**Given exercise**
Every record should be written out exactly, with the pictures left out.

**Provided data**
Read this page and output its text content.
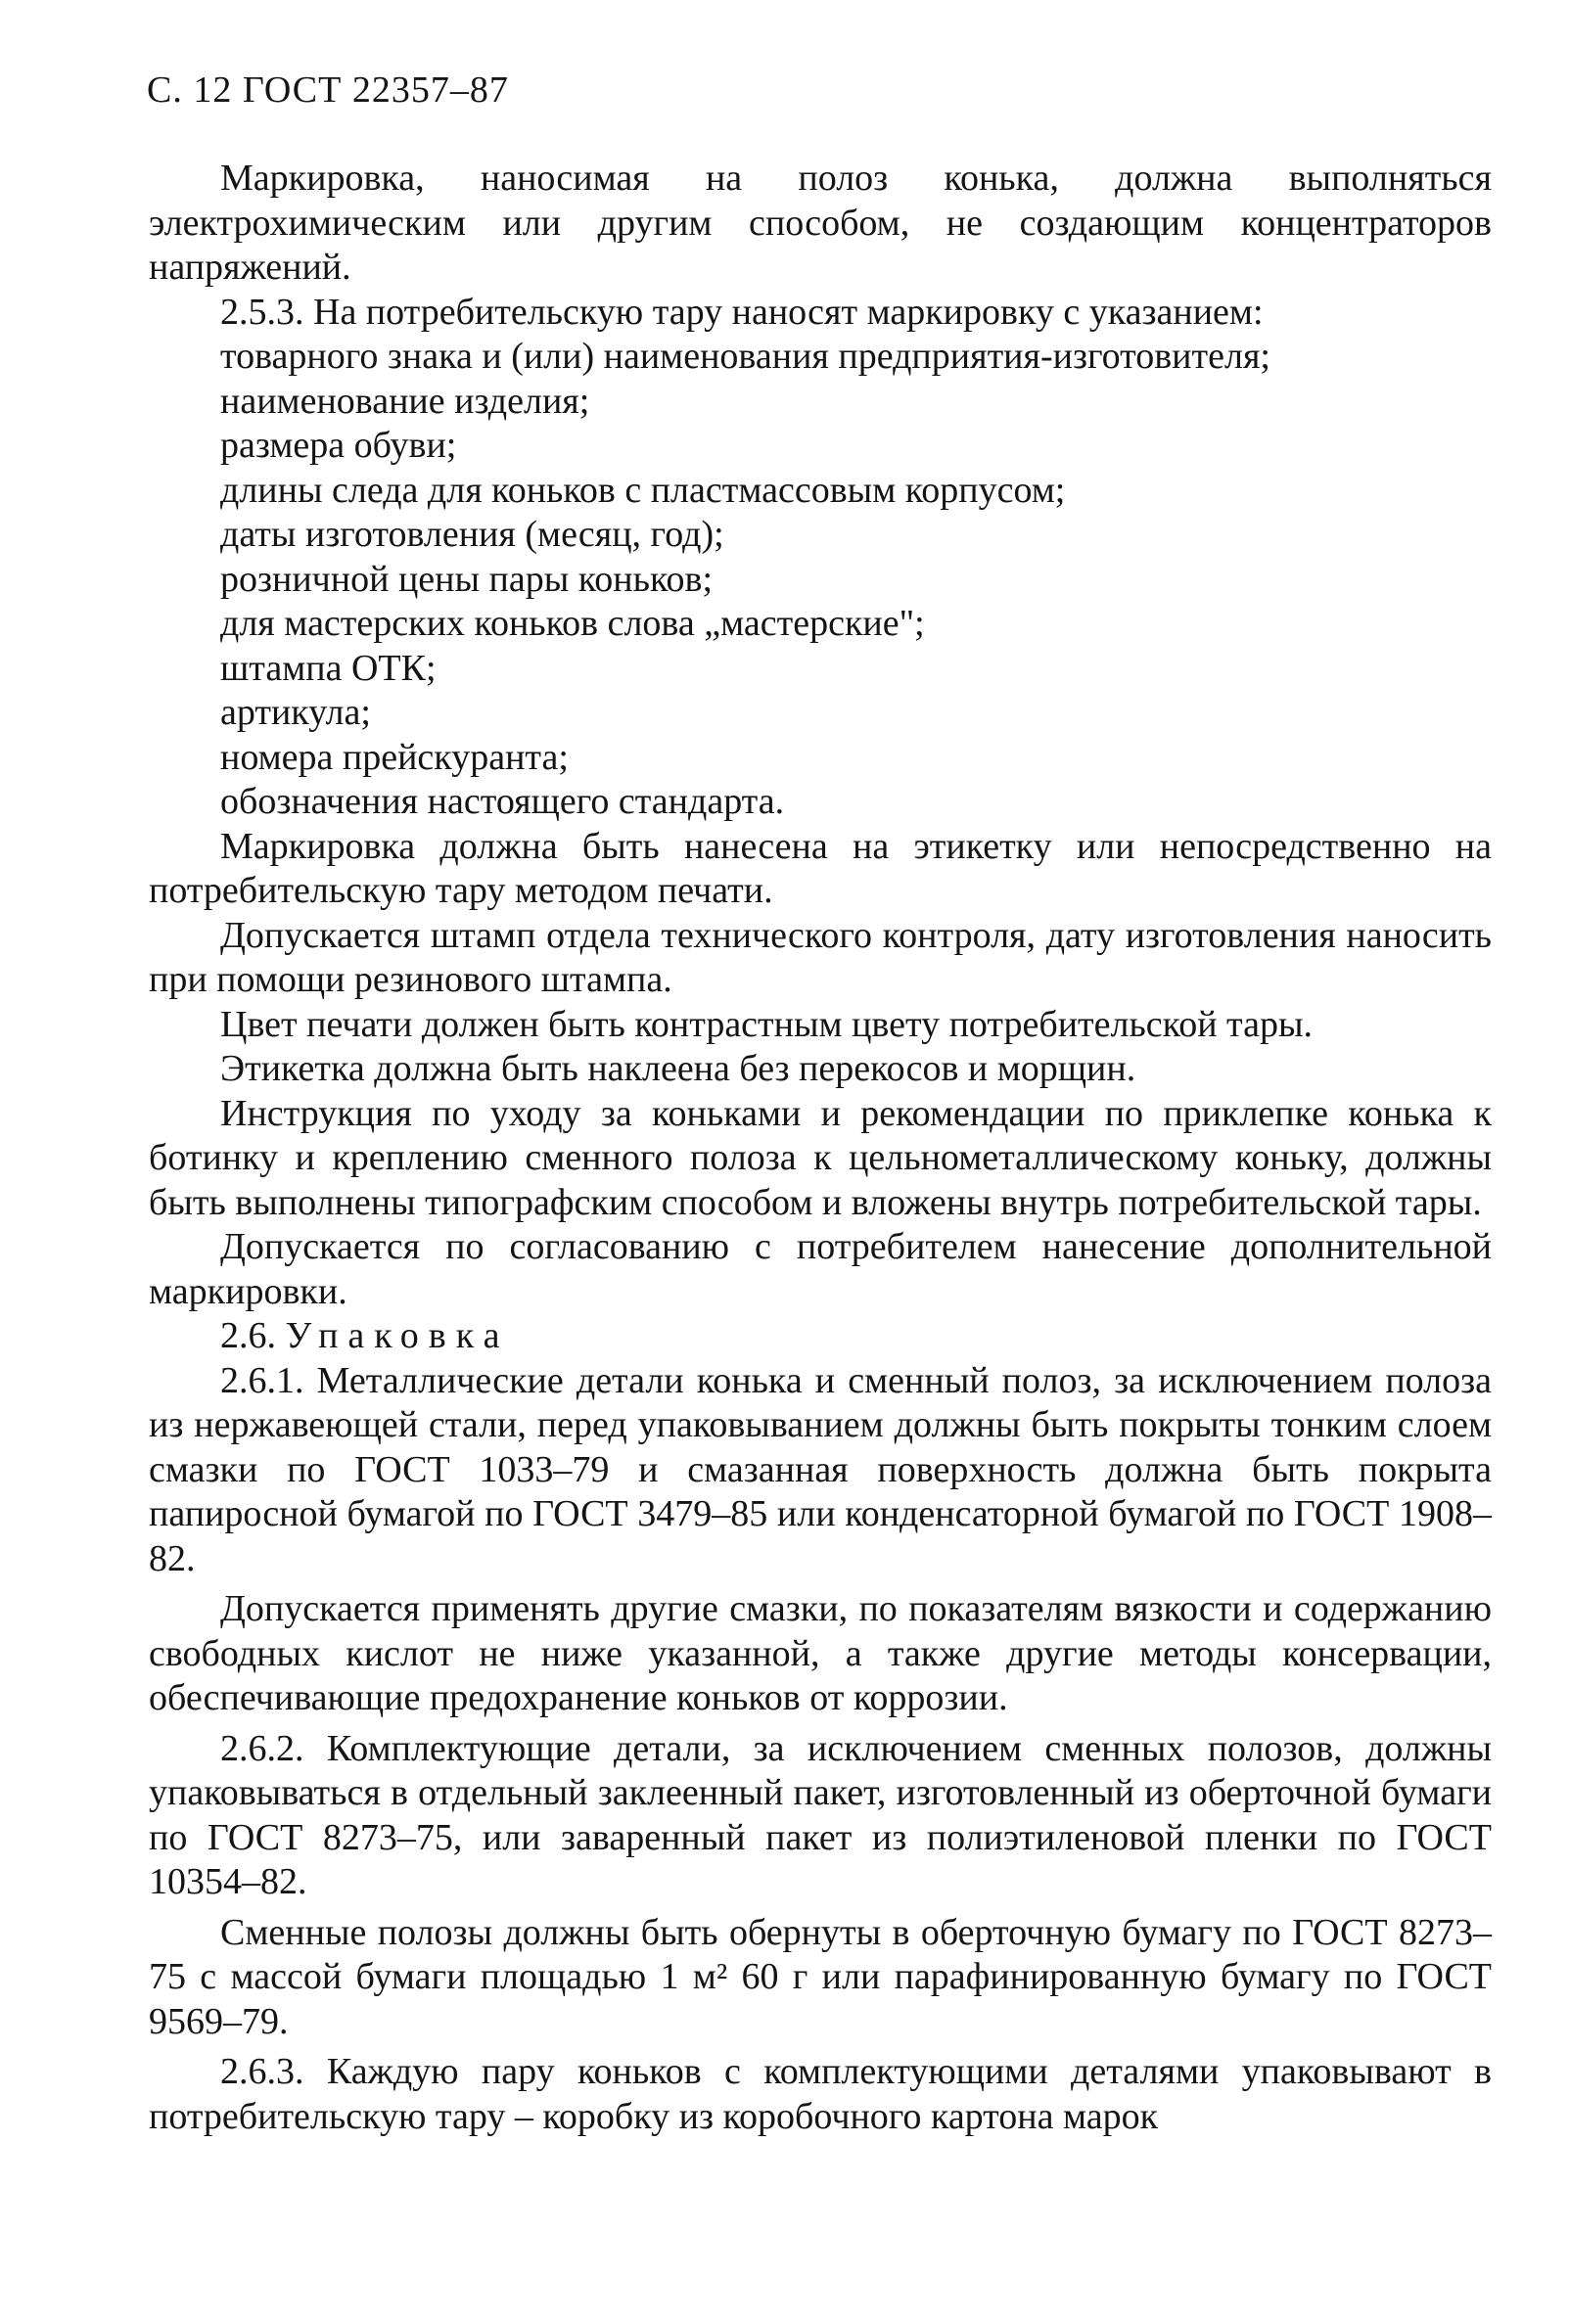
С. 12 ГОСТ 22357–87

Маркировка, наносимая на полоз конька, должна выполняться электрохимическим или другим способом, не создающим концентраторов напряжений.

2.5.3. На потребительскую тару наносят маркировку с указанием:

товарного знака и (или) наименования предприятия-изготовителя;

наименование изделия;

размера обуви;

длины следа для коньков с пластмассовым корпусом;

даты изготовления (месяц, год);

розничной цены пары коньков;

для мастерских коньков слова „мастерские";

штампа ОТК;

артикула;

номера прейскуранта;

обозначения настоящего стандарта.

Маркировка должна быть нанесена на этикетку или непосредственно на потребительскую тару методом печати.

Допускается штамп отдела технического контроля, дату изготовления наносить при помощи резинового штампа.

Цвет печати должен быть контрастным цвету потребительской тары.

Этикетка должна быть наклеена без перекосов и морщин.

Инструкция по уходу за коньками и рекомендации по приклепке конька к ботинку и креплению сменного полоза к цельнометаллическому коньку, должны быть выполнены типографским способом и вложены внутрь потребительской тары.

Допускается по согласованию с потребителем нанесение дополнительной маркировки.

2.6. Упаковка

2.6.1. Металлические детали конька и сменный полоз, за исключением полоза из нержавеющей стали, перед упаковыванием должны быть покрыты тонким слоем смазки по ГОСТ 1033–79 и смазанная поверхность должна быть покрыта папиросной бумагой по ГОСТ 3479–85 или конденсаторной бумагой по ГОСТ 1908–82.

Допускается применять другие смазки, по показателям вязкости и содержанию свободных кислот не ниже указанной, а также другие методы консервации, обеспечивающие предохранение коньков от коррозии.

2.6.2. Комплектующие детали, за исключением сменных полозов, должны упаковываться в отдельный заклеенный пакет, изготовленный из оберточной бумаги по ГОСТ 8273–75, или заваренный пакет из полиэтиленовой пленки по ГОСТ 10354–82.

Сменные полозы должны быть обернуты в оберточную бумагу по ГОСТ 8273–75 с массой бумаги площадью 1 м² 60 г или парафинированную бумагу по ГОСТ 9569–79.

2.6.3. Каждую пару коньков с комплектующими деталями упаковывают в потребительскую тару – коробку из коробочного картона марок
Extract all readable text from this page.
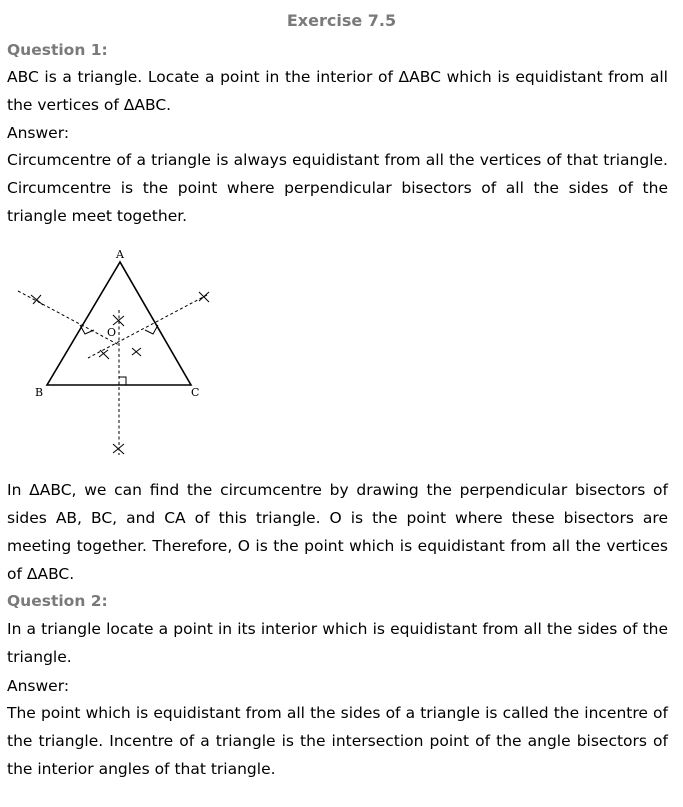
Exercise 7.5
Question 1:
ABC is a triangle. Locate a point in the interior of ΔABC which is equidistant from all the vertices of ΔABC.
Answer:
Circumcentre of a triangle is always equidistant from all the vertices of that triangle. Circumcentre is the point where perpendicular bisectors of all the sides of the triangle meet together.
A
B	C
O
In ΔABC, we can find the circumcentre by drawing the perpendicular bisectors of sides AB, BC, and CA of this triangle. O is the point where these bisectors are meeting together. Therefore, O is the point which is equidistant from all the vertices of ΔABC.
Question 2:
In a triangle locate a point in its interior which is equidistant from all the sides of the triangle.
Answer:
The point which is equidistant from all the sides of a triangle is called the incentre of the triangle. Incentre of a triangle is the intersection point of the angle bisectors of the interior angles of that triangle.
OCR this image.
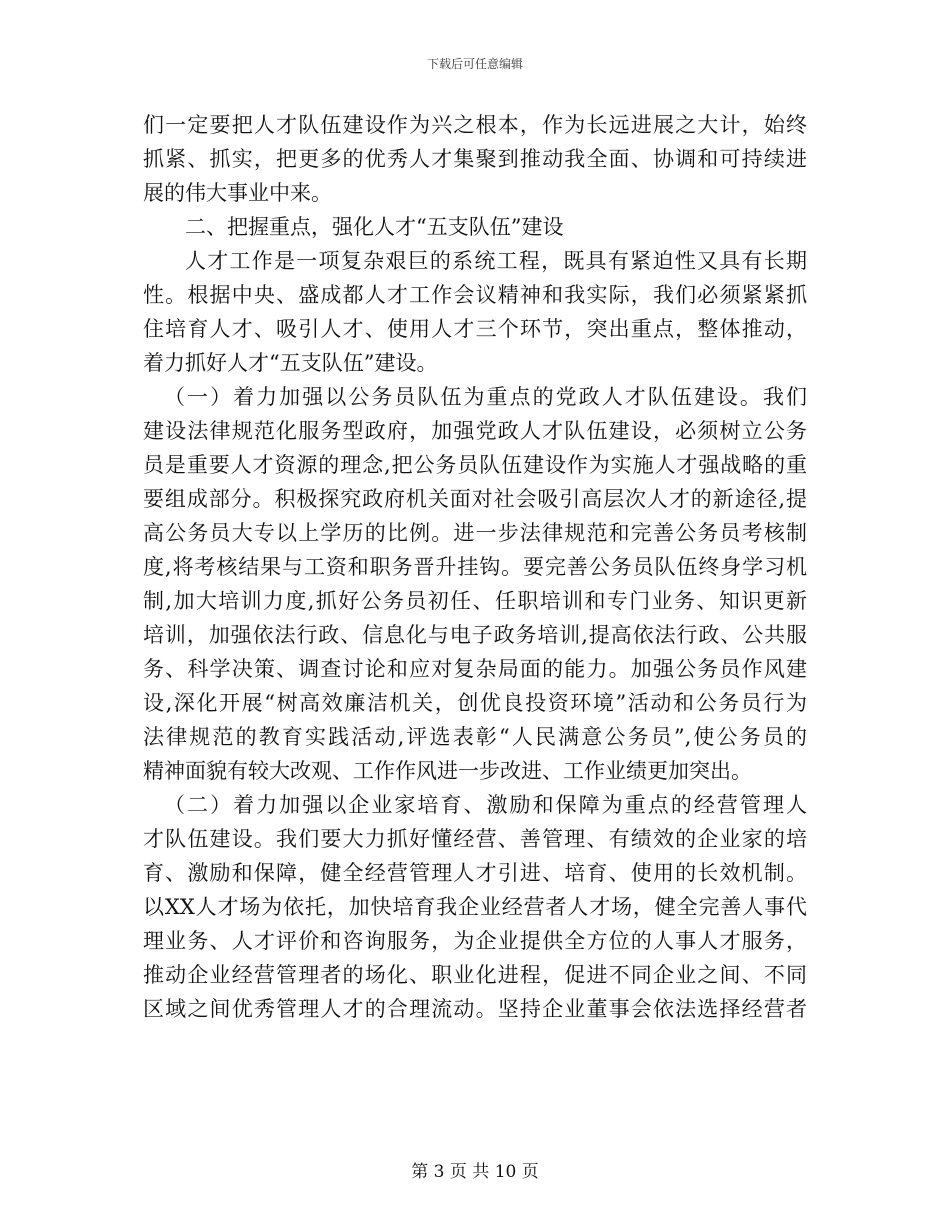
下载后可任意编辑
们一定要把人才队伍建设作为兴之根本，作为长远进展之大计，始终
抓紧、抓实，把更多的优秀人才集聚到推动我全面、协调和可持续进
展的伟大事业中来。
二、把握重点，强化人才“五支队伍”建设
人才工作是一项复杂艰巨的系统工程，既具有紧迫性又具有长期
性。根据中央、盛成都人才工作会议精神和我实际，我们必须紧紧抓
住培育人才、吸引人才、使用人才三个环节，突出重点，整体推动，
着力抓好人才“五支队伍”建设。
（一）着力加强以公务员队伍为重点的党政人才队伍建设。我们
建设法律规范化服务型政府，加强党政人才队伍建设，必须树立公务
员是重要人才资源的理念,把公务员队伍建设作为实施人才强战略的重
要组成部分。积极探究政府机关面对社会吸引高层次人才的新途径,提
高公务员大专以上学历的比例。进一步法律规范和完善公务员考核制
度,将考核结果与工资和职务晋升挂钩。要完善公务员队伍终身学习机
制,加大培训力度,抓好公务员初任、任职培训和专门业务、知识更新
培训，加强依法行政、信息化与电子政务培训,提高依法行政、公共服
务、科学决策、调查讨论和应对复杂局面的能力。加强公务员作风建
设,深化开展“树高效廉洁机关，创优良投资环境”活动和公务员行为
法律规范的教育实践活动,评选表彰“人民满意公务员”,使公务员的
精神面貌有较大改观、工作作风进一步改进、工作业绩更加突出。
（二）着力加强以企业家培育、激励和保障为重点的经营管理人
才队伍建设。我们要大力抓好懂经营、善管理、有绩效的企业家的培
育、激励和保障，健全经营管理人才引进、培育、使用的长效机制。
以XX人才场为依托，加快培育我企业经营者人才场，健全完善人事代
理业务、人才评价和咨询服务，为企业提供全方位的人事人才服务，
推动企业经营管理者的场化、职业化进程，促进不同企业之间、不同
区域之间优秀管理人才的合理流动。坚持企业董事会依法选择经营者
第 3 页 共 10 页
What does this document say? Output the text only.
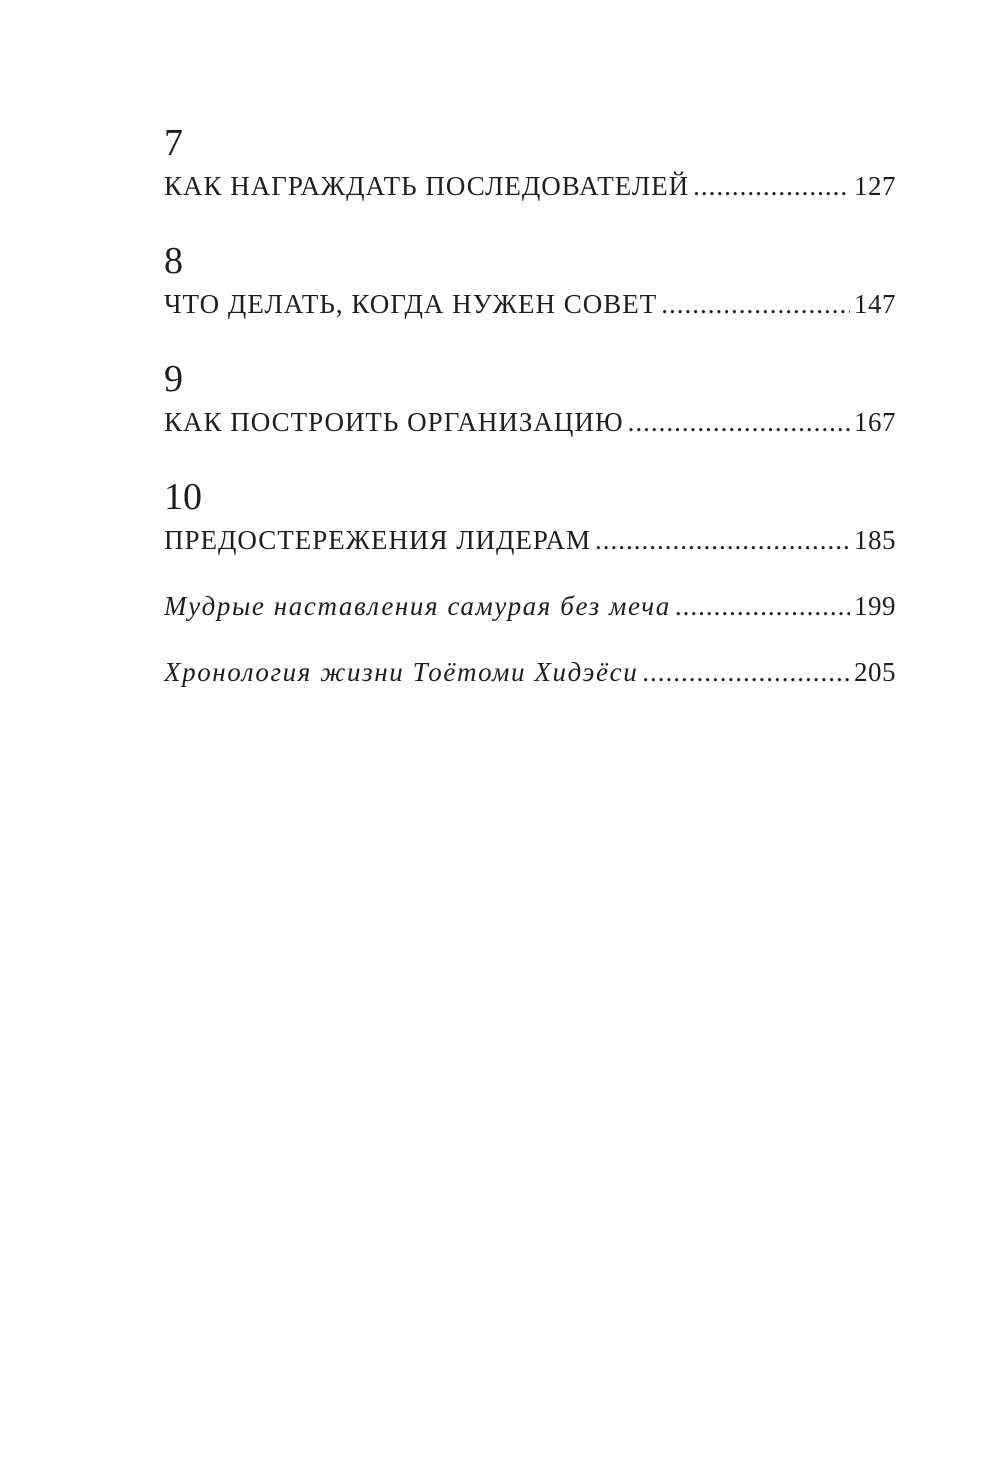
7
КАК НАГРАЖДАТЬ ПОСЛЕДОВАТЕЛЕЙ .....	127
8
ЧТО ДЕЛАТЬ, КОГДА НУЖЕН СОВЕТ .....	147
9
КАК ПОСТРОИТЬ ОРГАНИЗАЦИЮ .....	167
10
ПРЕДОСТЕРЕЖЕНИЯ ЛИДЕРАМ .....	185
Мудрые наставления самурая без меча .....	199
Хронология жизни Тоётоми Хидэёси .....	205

**Written response**
Read this page and output its text content.
С. 12 ГОСТ 22357–87

Маркировка, наносимая на полоз конька, должна выполняться электрохимическим или другим способом, не создающим концентраторов напряжений.

2.5.3. На потребительскую тару наносят маркировку с указанием:

товарного знака и (или) наименования предприятия-изготовителя;

наименование изделия;

размера обуви;

длины следа для коньков с пластмассовым корпусом;

даты изготовления (месяц, год);

розничной цены пары коньков;

для мастерских коньков слова „мастерские";

штампа ОТК;

артикула;

номера прейскуранта;

обозначения настоящего стандарта.

Маркировка должна быть нанесена на этикетку или непосредственно на потребительскую тару методом печати.

Допускается штамп отдела технического контроля, дату изготовления наносить при помощи резинового штампа.

Цвет печати должен быть контрастным цвету потребительской тары.

Этикетка должна быть наклеена без перекосов и морщин.

Инструкция по уходу за коньками и рекомендации по приклепке конька к ботинку и креплению сменного полоза к цельнометаллическому коньку, должны быть выполнены типографским способом и вложены внутрь потребительской тары.

Допускается по согласованию с потребителем нанесение дополнительной маркировки.

2.6. Упаковка

2.6.1. Металлические детали конька и сменный полоз, за исключением полоза из нержавеющей стали, перед упаковыванием должны быть покрыты тонким слоем смазки по ГОСТ 1033–79 и смазанная поверхность должна быть покрыта папиросной бумагой по ГОСТ 3479–85 или конденсаторной бумагой по ГОСТ 1908–82.

Допускается применять другие смазки, по показателям вязкости и содержанию свободных кислот не ниже указанной, а также другие методы консервации, обеспечивающие предохранение коньков от коррозии.

2.6.2. Комплектующие детали, за исключением сменных полозов, должны упаковываться в отдельный заклеенный пакет, изготовленный из оберточной бумаги по ГОСТ 8273–75, или заваренный пакет из полиэтиленовой пленки по ГОСТ 10354–82.

Сменные полозы должны быть обернуты в оберточную бумагу по ГОСТ 8273–75 с массой бумаги площадью 1 м² 60 г или парафинированную бумагу по ГОСТ 9569–79.

2.6.3. Каждую пару коньков с комплектующими деталями упаковывают в потребительскую тару – коробку из коробочного картона марок
Extract all readable text from this page.
Exercise 7.5
Question 1:
ABC is a triangle. Locate a point in the interior of ΔABC which is equidistant from all the vertices of ΔABC.
Answer:
Circumcentre of a triangle is always equidistant from all the vertices of that triangle. Circumcentre is the point where perpendicular bisectors of all the sides of the triangle meet together.
A
B	C
O
In ΔABC, we can find the circumcentre by drawing the perpendicular bisectors of sides AB, BC, and CA of this triangle. O is the point where these bisectors are meeting together. Therefore, O is the point which is equidistant from all the vertices of ΔABC.
Question 2:
In a triangle locate a point in its interior which is equidistant from all the sides of the triangle.
Answer:
The point which is equidistant from all the sides of a triangle is called the incentre of the triangle. Incentre of a triangle is the intersection point of the angle bisectors of the interior angles of that triangle.
OCR this image.
下载后可任意编辑
们一定要把人才队伍建设作为兴之根本，作为长远进展之大计，始终
抓紧、抓实，把更多的优秀人才集聚到推动我全面、协调和可持续进
展的伟大事业中来。
二、把握重点，强化人才“五支队伍”建设
人才工作是一项复杂艰巨的系统工程，既具有紧迫性又具有长期
性。根据中央、盛成都人才工作会议精神和我实际，我们必须紧紧抓
住培育人才、吸引人才、使用人才三个环节，突出重点，整体推动，
着力抓好人才“五支队伍”建设。
（一）着力加强以公务员队伍为重点的党政人才队伍建设。我们
建设法律规范化服务型政府，加强党政人才队伍建设，必须树立公务
员是重要人才资源的理念,把公务员队伍建设作为实施人才强战略的重
要组成部分。积极探究政府机关面对社会吸引高层次人才的新途径,提
高公务员大专以上学历的比例。进一步法律规范和完善公务员考核制
度,将考核结果与工资和职务晋升挂钩。要完善公务员队伍终身学习机
制,加大培训力度,抓好公务员初任、任职培训和专门业务、知识更新
培训，加强依法行政、信息化与电子政务培训,提高依法行政、公共服
务、科学决策、调查讨论和应对复杂局面的能力。加强公务员作风建
设,深化开展“树高效廉洁机关，创优良投资环境”活动和公务员行为
法律规范的教育实践活动,评选表彰“人民满意公务员”,使公务员的
精神面貌有较大改观、工作作风进一步改进、工作业绩更加突出。
（二）着力加强以企业家培育、激励和保障为重点的经营管理人
才队伍建设。我们要大力抓好懂经营、善管理、有绩效的企业家的培
育、激励和保障，健全经营管理人才引进、培育、使用的长效机制。
以XX人才场为依托，加快培育我企业经营者人才场，健全完善人事代
理业务、人才评价和咨询服务，为企业提供全方位的人事人才服务，
推动企业经营管理者的场化、职业化进程，促进不同企业之间、不同
区域之间优秀管理人才的合理流动。坚持企业董事会依法选择经营者
第 3 页 共 10 页
What does this document say? Output the text only.
7
КАК НАГРАЖДАТЬ ПОСЛЕДОВАТЕЛЕЙ .....	127
8
ЧТО ДЕЛАТЬ, КОГДА НУЖЕН СОВЕТ .....	147
9
КАК ПОСТРОИТЬ ОРГАНИЗАЦИЮ .....	167
10
ПРЕДОСТЕРЕЖЕНИЯ ЛИДЕРАМ .....	185
Мудрые наставления самурая без меча .....	199
Хронология жизни Тоётоми Хидэёси .....	205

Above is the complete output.